## What the task asks
Go through the material and write it all out exactly, minus the pictures.

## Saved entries

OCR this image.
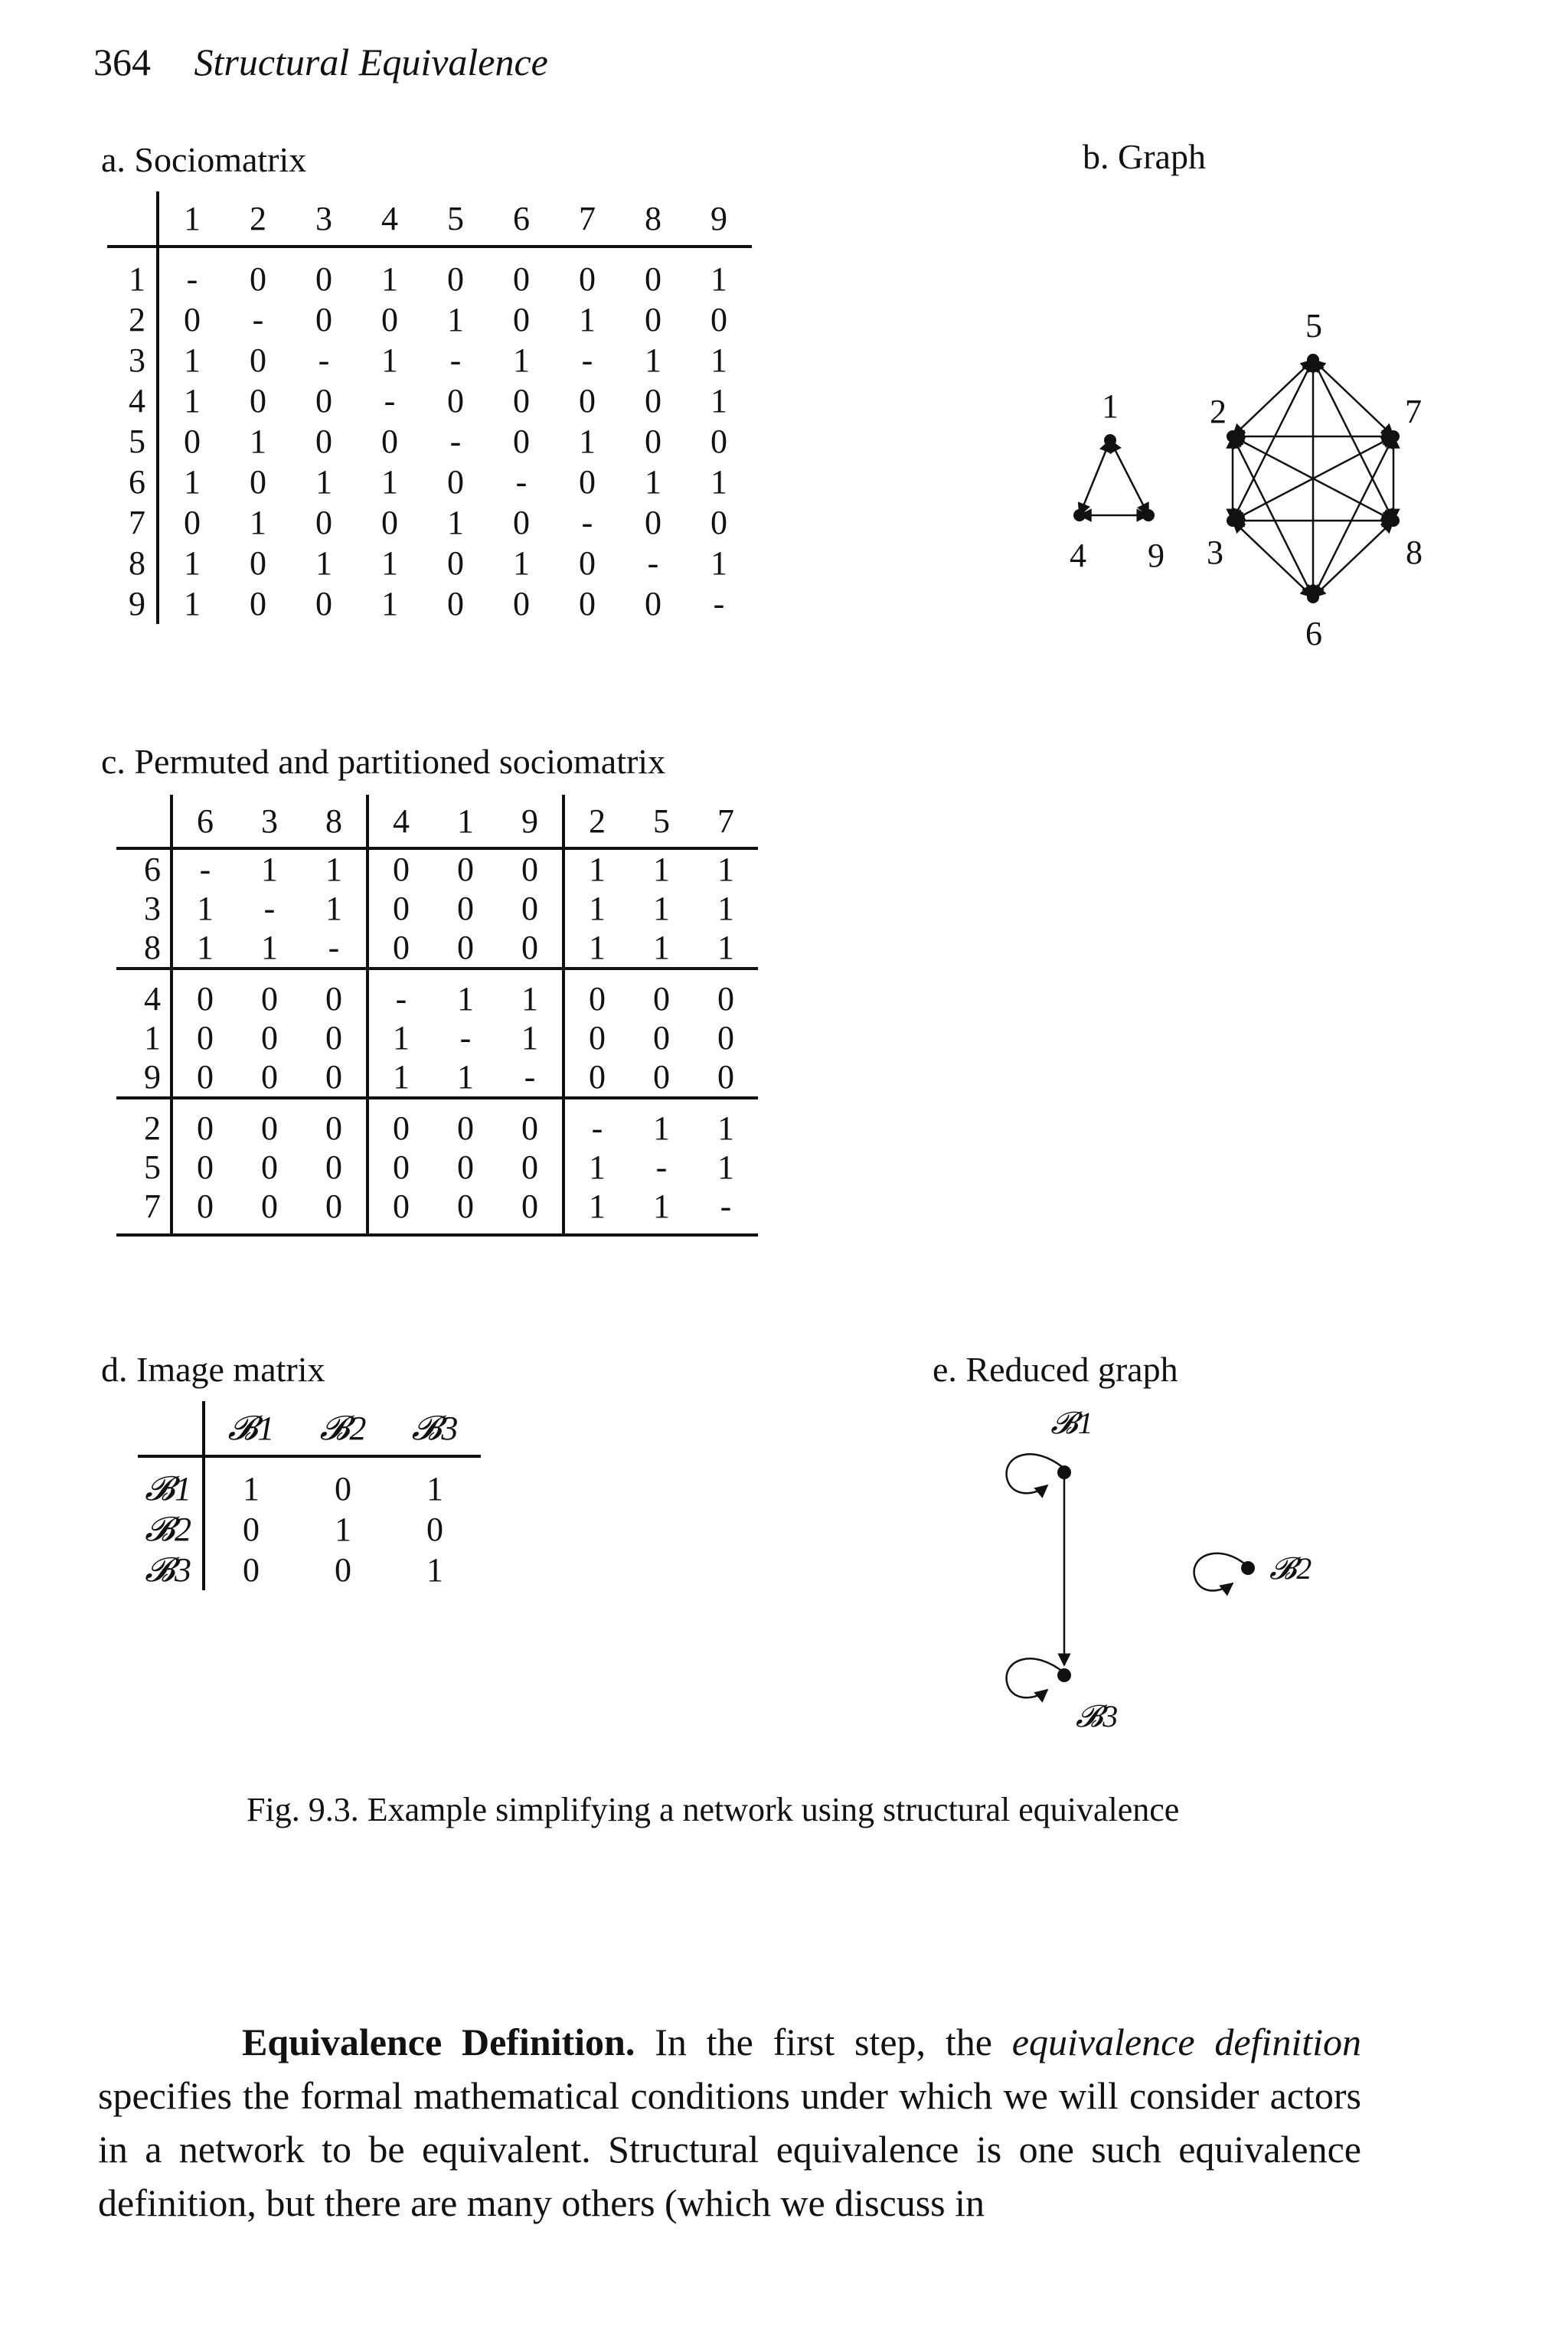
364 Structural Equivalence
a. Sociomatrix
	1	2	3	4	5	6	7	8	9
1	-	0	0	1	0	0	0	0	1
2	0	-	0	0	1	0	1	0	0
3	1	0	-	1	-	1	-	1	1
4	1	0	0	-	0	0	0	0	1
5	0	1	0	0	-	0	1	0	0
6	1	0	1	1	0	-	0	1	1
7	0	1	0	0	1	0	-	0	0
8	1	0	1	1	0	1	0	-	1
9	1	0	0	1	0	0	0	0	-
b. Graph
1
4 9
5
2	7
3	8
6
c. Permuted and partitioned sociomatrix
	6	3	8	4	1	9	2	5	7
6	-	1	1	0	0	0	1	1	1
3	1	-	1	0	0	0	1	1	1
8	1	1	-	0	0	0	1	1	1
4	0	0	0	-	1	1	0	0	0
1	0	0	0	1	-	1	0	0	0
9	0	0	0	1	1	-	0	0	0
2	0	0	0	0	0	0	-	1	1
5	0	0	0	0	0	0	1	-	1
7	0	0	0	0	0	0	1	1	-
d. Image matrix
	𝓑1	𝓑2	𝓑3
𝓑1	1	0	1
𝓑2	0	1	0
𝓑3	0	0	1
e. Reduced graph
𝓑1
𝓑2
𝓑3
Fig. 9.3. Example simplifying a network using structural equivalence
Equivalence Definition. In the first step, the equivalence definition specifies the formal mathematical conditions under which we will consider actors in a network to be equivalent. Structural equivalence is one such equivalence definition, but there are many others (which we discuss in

## Response to the task
OCR this image.
364 Structural Equivalence
a. Sociomatrix
	1	2	3	4	5	6	7	8	9
1	-	0	0	1	0	0	0	0	1
2	0	-	0	0	1	0	1	0	0
3	1	0	-	1	-	1	-	1	1
4	1	0	0	-	0	0	0	0	1
5	0	1	0	0	-	0	1	0	0
6	1	0	1	1	0	-	0	1	1
7	0	1	0	0	1	0	-	0	0
8	1	0	1	1	0	1	0	-	1
9	1	0	0	1	0	0	0	0	-
b. Graph
1
4 9
5
2	7
3	8
6
c. Permuted and partitioned sociomatrix
	6	3	8	4	1	9	2	5	7
6	-	1	1	0	0	0	1	1	1
3	1	-	1	0	0	0	1	1	1
8	1	1	-	0	0	0	1	1	1
4	0	0	0	-	1	1	0	0	0
1	0	0	0	1	-	1	0	0	0
9	0	0	0	1	1	-	0	0	0
2	0	0	0	0	0	0	-	1	1
5	0	0	0	0	0	0	1	-	1
7	0	0	0	0	0	0	1	1	-
d. Image matrix
	𝓑1	𝓑2	𝓑3
𝓑1	1	0	1
𝓑2	0	1	0
𝓑3	0	0	1
e. Reduced graph
𝓑1
𝓑2
𝓑3
Fig. 9.3. Example simplifying a network using structural equivalence
Equivalence Definition. In the first step, the equivalence definition specifies the formal mathematical conditions under which we will consider actors in a network to be equivalent. Structural equivalence is one such equivalence definition, but there are many others (which we discuss in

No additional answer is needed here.